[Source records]
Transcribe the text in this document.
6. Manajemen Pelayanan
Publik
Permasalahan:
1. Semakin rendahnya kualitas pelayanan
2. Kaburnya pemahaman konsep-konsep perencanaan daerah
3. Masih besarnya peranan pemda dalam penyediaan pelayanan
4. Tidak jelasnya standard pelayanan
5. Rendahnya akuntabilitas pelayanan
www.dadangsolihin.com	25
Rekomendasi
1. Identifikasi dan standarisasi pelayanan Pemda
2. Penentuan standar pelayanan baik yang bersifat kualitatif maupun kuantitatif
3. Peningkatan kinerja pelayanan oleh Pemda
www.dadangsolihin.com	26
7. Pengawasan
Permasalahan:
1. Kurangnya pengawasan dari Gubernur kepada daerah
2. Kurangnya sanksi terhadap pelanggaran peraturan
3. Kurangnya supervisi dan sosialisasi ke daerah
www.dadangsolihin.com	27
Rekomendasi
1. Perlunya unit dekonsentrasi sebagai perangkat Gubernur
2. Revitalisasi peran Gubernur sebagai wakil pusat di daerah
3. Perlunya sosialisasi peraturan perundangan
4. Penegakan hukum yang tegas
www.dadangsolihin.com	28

» Given instruction: Copy each line of the listing that contains the string "sosialisasi".

» Final answer:
3. Kurangnya supervisi dan sosialisasi ke daerah
3. Perlunya sosialisasi peraturan perundangan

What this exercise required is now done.